DOCUMENT EXCERPT:
*-*-*

Gary Kowalski who serves the First Unitarian Universalist Church in Burlington, Vermont has written an important book for religious liberals, Science and the Search for God. The book provides its readers with a good introduction to relation between religion and genuine scientific inquiry, and helps its readers to make the distinction between the philosophical stance known as materialism and new findings of science. Materialism, a legacy of the ancient dualisms of heaven and earth, spirit and flesh, mind and matter has become merged in the minds of many with science. But Kowalski in a popular style and with excellent illustrations argues convincingly that contemporary science has moved beyond the limits of reductionism and materialism, and introduces liberal religious thinkers such as Charles Hartshorne who have developed theological approaches that are more compatible with science as it is actually done.
But materialism continues to have its adherents. Kowalski writes:
Like some slow-growing disease, the ideology of materialism has gradually infected the scientific world-view and then popular culture, slowly but surely taking over the senses, one by one. As defined by the dictionary, materialism is the "philosophical doctrine that matter is the only reality and that everything in the world, including thought, will and feeling can be explained in terms of matter alone."
Materialism robs us of our vitality and saps the will to change. And it's hard to imagine anyone crawling into such a mental straightjacket voluntarily. Naturally, it didn't happen all at once. The process began with the Copernican revolution as science addressed the question of where we are. Human beings learned that they were living in a universe much larger than they supposed, but hardly one in which our kind held ay special place or privileged position. In the nineteenth century came the Darwinian revolution, which examined the question of how we got here. The longstanding mystery of the origin of the species yielded to explanations based upon chance and necessity. Finally, materialism invaded the inner world of the personality -the question of who we are-as within the twentieth century advances in genetics and molecular biology seemed to unlook the ultimate secret of the mind and consciousness itself.
Not too long ago, it was still possible to believe that each person possessed an eternal soul, a divine spark, a sacred essence. The individual was seen as a moral agent and creative force within the unfolding drama of history, but breakthroughs in genetics have seemingly reduced ingenuity and daring, heroism and sacrifice, to nothing more than the chance combinations of chromosomes. As Francis Crick, the discover of DNA, has written, "the astonishing hypothesis is that €˜you,' your joys and your sorrows, your memories and your ambitions, your sense of personal identity and your freewill, are in fact no more than the behavior of a vast assembly of nerve cells, and their associated molecules.?

*-*-*

EXTRACTED INFORMATION:
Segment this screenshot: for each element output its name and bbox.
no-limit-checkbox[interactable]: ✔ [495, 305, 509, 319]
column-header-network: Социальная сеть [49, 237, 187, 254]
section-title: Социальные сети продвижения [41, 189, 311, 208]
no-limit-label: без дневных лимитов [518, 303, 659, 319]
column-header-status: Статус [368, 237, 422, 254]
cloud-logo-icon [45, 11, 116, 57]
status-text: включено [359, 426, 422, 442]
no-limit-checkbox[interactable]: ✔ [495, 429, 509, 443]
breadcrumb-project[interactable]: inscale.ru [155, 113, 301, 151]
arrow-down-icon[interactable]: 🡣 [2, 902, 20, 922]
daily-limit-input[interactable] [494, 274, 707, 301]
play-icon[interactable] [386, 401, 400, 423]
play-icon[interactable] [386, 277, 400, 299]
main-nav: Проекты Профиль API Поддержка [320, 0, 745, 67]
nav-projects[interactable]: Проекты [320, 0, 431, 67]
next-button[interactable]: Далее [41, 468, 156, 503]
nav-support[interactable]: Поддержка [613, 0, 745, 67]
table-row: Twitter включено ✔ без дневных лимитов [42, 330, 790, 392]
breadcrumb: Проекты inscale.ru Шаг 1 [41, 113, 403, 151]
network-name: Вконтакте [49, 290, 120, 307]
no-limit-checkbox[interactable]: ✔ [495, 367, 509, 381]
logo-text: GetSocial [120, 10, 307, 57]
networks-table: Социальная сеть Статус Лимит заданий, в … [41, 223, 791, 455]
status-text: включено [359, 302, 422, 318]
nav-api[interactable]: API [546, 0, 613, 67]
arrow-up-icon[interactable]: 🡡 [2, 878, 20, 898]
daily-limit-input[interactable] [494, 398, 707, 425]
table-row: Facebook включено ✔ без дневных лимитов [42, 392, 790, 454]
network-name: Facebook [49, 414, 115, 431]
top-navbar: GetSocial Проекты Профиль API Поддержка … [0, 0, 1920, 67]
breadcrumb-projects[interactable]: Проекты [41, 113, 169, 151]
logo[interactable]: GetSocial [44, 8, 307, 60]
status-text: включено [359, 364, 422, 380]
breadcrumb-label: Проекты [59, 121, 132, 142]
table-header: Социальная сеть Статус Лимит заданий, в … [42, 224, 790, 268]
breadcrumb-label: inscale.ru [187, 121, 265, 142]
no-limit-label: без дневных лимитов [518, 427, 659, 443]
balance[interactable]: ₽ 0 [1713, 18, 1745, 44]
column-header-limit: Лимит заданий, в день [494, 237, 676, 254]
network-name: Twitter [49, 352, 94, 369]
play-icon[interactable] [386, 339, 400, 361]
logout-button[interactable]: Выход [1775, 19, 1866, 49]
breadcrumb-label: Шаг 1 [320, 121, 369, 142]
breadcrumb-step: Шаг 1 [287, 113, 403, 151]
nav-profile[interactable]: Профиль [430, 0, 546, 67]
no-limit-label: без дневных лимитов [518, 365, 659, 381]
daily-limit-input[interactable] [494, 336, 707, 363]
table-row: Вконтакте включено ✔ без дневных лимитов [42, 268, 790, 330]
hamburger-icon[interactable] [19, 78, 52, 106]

*-*-*

QUESTIONS:
a - According to the book review, which church does Gary Kowalski serve?
b - Reproduce word for word the stretch of the book review from "Not too long" through "their associated molecules.?".
The records are a separate body of material from the book review.

ANSWERS FOR EACH ITEM:
a - He serves the First Unitarian Universalist Church in Burlington, Vermont.

b -
Not too long ago, it was still possible to believe that each person possessed an eternal soul, a divine spark, a sacred essence. The individual was seen as a moral agent and creative force within the unfolding drama of history, but breakthroughs in genetics have seemingly reduced ingenuity and daring, heroism and sacrifice, to nothing more than the chance combinations of chromosomes. As Francis Crick, the discover of DNA, has written, "the astonishing hypothesis is that €˜you,' your joys and your sorrows, your memories and your ambitions, your sense of personal identity and your freewill, are in fact no more than the behavior of a vast assembly of nerve cells, and their associated molecules.?